### Exercise brief
Render the listing as a two-column CSV with the headers input and output, beginning at the line that contains "Identify all the" and stopping after the line that contains "phone-frame: 2:22 Task". Put each text and its answer in one row, each in its own quoted field with line breaks replaced by spaces, and leave out the pictures.

>> start Dataset extract

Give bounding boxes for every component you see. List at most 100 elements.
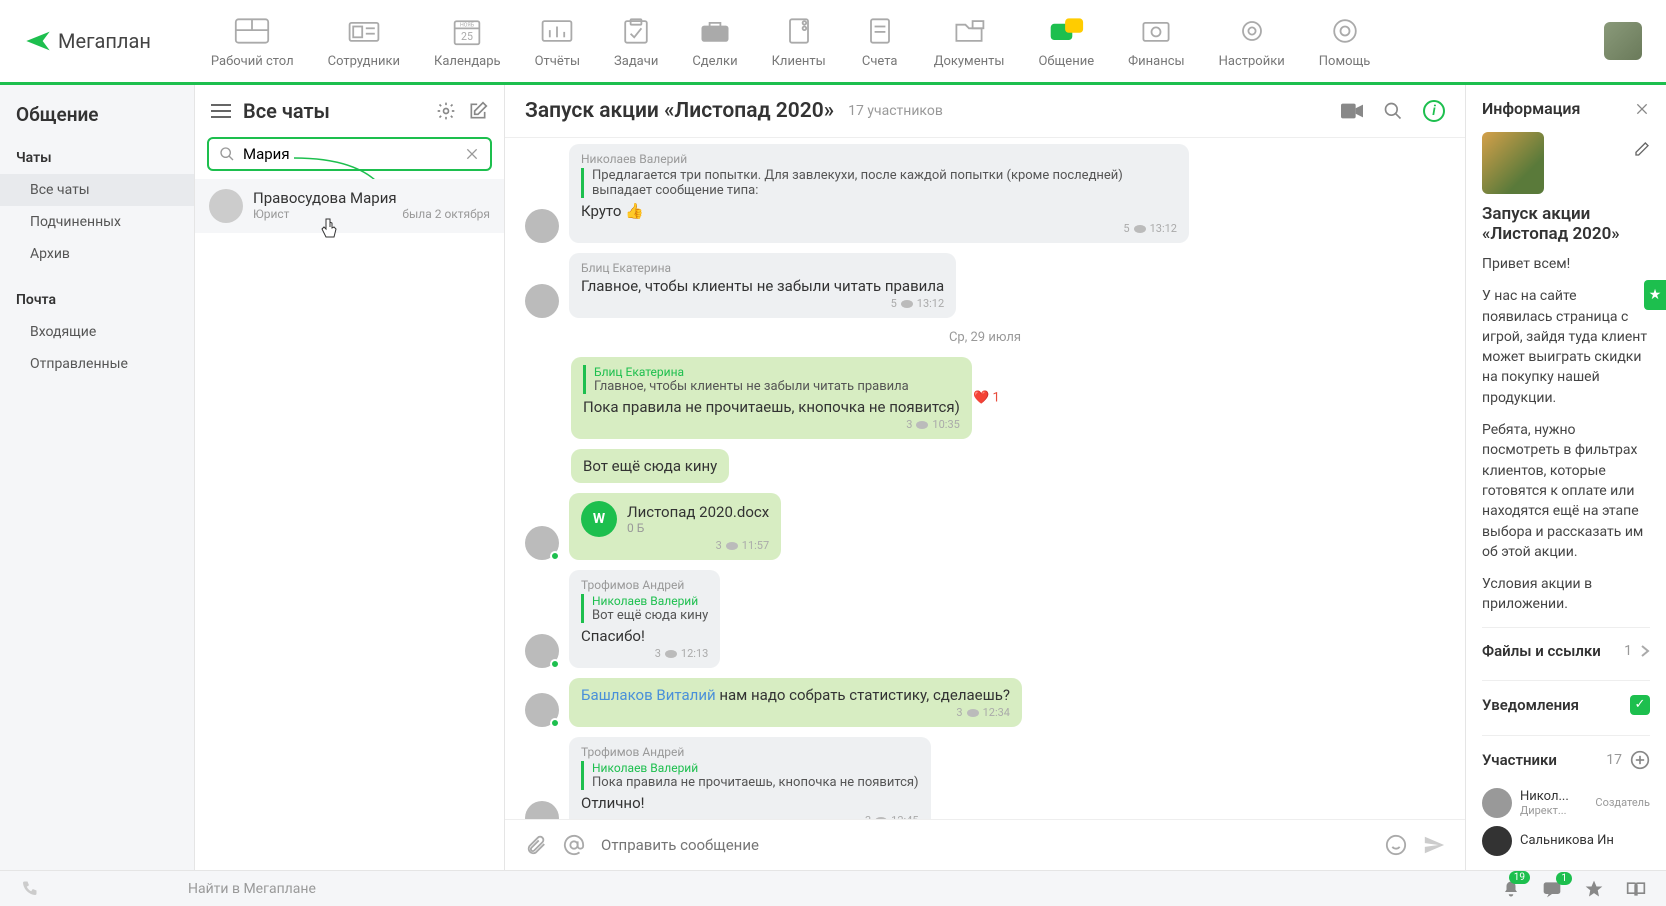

>> end Dataset extract
>> start Dataset extract

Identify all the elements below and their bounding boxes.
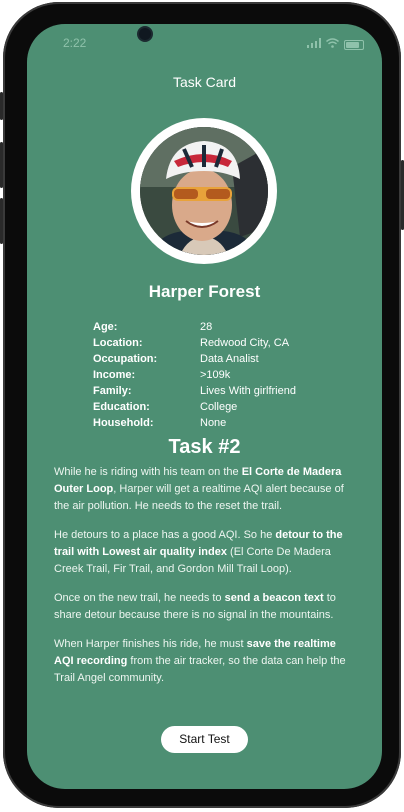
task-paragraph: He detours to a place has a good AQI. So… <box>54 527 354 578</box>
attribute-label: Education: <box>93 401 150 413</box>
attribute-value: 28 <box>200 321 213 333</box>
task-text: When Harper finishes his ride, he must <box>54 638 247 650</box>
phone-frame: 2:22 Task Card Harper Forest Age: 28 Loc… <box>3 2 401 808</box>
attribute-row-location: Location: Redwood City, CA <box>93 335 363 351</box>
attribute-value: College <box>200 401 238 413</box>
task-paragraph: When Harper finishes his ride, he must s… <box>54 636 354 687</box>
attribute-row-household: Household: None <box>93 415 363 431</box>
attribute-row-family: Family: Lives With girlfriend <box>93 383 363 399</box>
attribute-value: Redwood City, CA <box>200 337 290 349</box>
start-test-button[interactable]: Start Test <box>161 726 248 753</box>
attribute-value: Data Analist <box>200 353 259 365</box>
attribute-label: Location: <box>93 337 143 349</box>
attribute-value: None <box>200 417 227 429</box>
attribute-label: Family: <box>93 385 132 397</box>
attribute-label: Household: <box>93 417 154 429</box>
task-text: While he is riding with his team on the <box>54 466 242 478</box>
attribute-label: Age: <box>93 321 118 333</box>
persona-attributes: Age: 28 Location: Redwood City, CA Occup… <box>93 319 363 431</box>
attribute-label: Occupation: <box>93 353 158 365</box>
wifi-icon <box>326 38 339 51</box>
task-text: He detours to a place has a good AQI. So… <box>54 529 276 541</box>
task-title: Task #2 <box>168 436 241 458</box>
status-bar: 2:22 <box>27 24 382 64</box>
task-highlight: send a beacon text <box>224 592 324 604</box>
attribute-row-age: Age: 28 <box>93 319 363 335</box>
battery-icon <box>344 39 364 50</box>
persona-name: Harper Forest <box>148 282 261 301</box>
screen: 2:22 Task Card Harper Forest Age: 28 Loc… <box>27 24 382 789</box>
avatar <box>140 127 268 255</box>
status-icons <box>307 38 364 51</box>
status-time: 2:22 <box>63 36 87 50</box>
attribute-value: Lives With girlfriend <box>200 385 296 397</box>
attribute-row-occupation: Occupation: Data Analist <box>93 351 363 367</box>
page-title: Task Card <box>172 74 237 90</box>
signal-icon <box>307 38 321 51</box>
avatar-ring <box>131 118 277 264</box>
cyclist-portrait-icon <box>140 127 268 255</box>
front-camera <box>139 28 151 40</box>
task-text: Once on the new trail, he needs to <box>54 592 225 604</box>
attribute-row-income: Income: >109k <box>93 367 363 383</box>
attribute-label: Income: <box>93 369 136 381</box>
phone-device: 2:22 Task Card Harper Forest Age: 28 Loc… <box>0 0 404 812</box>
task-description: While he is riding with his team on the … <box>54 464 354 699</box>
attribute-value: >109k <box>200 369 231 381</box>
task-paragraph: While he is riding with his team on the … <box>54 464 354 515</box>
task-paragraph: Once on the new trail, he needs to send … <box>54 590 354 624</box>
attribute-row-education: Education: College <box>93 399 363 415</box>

>> end Dataset extract

### Solution
input,output
"Identify all the elements below and their bounding boxes.","task-paragraph: He detours to a place has a good AQI. So… <box>54 527 354 578</box> attribute-label: Education: <box>93 401 150 413</box> attribute-value: 28 <box>200 321 213 333</box> task-text: When Harper finishes his ride, he must <box>54 638 247 650</box> phone-frame: 2:22 Task Card Harper Forest Age: 28 Loc… <box>3 2 401 808</box>"